### WORK TO COMPLETE
1. State whether each of these statements agrees with the update on Federal Circuit en banc activity, answering yes or no and quoting the deciding words of the text: (a) new petitions were filed in three cases; (b) the new petitions address patent damages and willful infringement; (c) one petition claims the panel misapprehended the intrinsic evidence.
2. Pick up the update on Federal Circuit en banc activity right after its final sentence and continue it.

### EXTRACT PROVIDED
- Opening Delimiter -
Here is an update on recent en banc activity at the Federal Circuit in patent cases. Highlights include three new petitions in patent cases addressing claim construction, obviousness, and exceptional case status. Here are the details.
Since our last update, new petitions were filed in three cases.
- Whether “the panel decision is contrary to the following decisions of the Supreme Court of the United States or the precedents of this court: Para–Ordnance Mfg., Inc. v. SGS Imps. Int’l, Inc., 73 F.3d 1085,1088 (Fed. Cir. 1995), Santarus, Inc. v. ParPharm., Inc., 694 F.3d 1344, 1354 (Fed. Cir. 2012), Consol. Edison Co. v. Nat’l Labor Relations Bd., 305 U.S. 197, 229 (1938), In re Ratti, 270 F.2d 810, 813 (CCPA 1959), In re Gordon, 733 F.2d 900, 902 (Fed. Cir. 1984), In re Vaeck, 947 F.2d 488 (Fed. Cir. 1991); KSR Int’l Co. v. Teleflex, Inc., 550 U.S. 398 (2007).”
- Whether “[t]he panel misapprehended the intrinsic evidence to find that the specification ‘make[s] clear’ that a redundant construction is correct.”
- Closing Delimiter -
### EXCERPTED DATA
- Opening Delimiter -
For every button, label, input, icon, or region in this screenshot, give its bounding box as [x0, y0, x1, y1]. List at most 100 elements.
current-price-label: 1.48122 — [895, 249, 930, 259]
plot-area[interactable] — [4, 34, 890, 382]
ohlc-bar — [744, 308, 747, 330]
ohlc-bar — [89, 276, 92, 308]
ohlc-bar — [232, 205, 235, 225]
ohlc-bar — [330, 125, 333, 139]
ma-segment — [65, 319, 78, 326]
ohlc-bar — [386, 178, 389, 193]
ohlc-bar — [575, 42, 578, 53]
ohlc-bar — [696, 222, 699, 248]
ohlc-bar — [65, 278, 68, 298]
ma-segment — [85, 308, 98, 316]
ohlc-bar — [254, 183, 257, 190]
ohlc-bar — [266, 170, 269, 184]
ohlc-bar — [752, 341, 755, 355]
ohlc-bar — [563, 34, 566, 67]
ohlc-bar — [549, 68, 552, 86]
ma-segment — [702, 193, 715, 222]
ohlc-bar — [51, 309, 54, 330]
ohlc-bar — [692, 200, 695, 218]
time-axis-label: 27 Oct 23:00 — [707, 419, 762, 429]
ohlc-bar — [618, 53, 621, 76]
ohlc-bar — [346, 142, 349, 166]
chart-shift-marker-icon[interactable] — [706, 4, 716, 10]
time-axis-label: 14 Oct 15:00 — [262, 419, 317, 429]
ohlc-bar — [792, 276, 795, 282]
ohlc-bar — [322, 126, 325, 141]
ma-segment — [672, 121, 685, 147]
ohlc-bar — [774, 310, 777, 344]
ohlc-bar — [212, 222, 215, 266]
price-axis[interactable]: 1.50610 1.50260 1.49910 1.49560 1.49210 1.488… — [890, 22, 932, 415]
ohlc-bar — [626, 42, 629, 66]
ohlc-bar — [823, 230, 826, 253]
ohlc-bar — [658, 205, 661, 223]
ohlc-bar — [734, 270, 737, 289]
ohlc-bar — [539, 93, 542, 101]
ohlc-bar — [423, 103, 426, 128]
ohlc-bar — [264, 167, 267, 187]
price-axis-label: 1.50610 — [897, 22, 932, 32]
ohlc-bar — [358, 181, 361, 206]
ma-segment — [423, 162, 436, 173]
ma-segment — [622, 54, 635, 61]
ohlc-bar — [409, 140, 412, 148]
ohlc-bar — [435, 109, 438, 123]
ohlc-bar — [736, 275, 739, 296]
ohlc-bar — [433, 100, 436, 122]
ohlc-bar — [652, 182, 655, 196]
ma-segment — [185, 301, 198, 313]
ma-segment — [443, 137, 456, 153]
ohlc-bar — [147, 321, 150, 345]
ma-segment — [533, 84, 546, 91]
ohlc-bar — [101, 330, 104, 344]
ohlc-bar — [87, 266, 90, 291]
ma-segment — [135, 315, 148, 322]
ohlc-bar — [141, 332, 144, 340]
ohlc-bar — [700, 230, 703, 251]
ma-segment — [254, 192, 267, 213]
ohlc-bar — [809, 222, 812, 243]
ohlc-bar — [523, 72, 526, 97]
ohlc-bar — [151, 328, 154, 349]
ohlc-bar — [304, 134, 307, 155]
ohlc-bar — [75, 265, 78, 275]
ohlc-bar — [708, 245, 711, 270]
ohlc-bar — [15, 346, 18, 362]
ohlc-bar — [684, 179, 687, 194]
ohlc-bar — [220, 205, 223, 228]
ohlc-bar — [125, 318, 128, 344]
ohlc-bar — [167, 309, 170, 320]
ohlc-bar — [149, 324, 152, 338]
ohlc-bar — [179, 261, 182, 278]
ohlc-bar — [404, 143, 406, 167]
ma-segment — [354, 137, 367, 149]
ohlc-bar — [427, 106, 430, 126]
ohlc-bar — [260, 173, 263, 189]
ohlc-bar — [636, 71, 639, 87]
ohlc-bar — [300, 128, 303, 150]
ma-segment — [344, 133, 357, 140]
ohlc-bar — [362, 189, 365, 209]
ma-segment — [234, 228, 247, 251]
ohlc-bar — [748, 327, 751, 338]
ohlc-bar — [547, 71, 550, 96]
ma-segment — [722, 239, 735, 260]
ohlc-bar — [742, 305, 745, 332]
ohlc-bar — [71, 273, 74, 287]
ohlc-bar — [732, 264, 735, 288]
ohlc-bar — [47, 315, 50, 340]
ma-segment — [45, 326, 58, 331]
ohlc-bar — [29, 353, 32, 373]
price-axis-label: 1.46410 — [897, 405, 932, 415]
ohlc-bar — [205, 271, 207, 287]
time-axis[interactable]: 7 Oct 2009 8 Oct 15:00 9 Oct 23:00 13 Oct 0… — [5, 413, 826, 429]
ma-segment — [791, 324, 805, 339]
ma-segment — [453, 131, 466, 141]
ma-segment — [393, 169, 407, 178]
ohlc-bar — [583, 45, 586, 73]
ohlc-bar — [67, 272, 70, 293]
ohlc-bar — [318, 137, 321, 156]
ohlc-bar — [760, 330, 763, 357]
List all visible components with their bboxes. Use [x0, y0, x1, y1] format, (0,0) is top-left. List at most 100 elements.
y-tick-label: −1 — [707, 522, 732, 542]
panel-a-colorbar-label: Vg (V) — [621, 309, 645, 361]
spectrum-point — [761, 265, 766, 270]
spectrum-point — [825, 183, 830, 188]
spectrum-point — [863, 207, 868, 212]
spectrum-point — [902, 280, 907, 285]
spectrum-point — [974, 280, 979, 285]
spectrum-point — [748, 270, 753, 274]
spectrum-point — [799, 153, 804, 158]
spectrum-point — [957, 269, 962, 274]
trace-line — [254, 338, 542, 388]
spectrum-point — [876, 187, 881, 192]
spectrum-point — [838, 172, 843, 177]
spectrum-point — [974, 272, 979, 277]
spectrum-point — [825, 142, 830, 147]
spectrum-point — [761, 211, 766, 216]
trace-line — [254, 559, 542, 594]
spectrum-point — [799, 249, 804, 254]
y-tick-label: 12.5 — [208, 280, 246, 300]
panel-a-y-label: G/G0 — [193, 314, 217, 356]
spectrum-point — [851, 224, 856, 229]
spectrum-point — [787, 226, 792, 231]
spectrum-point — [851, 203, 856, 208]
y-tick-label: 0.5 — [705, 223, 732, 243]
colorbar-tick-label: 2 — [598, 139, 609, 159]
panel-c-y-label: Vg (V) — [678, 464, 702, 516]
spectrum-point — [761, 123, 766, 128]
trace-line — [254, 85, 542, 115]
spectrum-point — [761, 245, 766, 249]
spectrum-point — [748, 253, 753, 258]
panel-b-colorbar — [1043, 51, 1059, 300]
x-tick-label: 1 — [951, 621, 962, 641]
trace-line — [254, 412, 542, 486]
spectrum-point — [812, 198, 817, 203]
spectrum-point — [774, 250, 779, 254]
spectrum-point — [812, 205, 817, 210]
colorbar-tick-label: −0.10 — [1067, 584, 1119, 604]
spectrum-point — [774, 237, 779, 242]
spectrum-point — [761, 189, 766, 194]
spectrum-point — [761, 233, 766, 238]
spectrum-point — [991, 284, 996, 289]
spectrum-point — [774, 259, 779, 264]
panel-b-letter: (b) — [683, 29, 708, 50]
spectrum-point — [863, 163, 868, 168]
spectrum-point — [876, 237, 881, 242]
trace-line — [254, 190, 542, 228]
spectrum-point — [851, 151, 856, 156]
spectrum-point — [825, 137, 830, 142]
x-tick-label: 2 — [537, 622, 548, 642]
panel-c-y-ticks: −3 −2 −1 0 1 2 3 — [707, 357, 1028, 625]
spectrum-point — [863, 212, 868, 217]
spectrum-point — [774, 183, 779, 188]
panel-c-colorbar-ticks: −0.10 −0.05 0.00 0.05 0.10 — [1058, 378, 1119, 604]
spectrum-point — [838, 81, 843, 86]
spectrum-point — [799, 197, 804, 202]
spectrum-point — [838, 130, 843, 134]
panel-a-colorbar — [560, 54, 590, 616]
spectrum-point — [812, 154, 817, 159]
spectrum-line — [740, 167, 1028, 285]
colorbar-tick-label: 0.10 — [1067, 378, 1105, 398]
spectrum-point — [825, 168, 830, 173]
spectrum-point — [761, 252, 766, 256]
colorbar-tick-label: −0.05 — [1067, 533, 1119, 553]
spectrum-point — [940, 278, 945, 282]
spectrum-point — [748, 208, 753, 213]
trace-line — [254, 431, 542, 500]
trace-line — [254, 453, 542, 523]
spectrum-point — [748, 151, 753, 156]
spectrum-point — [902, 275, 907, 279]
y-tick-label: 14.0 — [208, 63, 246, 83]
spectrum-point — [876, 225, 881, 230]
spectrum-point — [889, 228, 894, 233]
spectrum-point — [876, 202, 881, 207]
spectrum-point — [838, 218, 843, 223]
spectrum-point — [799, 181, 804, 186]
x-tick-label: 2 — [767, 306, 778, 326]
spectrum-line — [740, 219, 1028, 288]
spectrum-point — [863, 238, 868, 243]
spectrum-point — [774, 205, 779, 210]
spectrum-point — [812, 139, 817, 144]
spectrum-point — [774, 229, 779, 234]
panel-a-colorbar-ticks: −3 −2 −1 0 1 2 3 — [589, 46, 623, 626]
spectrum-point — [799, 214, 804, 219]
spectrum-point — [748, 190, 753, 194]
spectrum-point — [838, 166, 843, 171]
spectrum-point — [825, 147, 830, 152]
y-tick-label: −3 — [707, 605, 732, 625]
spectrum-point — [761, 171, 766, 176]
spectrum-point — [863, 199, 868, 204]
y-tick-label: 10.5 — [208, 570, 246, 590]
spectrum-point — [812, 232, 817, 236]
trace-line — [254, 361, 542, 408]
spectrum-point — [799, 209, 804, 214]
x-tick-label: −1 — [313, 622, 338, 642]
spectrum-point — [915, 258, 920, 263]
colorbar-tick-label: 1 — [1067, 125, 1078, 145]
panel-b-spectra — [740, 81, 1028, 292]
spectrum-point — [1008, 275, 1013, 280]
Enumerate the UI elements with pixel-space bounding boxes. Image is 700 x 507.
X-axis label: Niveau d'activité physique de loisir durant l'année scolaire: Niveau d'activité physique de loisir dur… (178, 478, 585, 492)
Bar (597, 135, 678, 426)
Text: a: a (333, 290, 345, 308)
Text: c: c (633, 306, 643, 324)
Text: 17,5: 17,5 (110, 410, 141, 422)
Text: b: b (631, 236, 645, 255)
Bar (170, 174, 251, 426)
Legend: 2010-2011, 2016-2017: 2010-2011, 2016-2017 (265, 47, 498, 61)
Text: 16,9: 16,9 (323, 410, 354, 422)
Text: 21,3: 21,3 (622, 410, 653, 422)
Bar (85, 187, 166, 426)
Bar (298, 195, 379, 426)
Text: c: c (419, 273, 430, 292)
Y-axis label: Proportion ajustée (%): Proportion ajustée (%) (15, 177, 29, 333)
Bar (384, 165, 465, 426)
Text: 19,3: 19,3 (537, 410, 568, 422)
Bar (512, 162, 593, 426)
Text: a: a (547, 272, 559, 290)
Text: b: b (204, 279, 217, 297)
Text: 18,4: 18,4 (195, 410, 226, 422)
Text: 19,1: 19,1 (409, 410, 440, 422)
- Closing Delimiter -
### RESPONSES PER TASK
1.
(a) Yes: "new petitions were filed in three cases."
(b) No: "addressing claim construction, obviousness, and exceptional case status."
(c) Yes: "[t]he panel misapprehended the intrinsic evidence to find that the specification ‘make[s] clear’ that a redundant construction is correct."

2.
- Whether “the panel’s decision is contrary to at least the following decisions or precedents of this Court: Merck & Co. v. Teva Pharms. USA, Inc., 395 F.3d 1364 (Fed. Cir. 2005) and Apple, Inc. v. Ameranth, Inc., 842 F.3d 1229, 1237 (Fed. Cir. 2016), VLSI Tech. LLC v. Intel Corp., 53 F.4th 646 (Fed. Cir. 2022), and Phillips v. AWH Corp., 415 F.3d 1303, 1314 (Fed. Cir. 2005).”
- “Is a timely objected to Magistrate Judge’s Report & Recommendation, not yet adopted or approved by a District Court pursuant to Title 28 U.S.C. §636(b), a final ruling for purposes of Title 35 U.S.C. §285? Does the reliance on properly filed objections to a Magistrate’s Report & Recommendation for maintaining an infringement theory, while also advancing an alternate infringement theory taking into account the Magistrate’s Order, illustrate a disregard of the Magistrate Judge’s Order for purposes of finding a case exceptional under 35 U.S.C. §285?”
- “Is an objected to Magistrate Ruling, whether by Order or by Report & Recommendation, a final ruling such that a party should know its position is unreasonable before adopted or approved by a District Court?”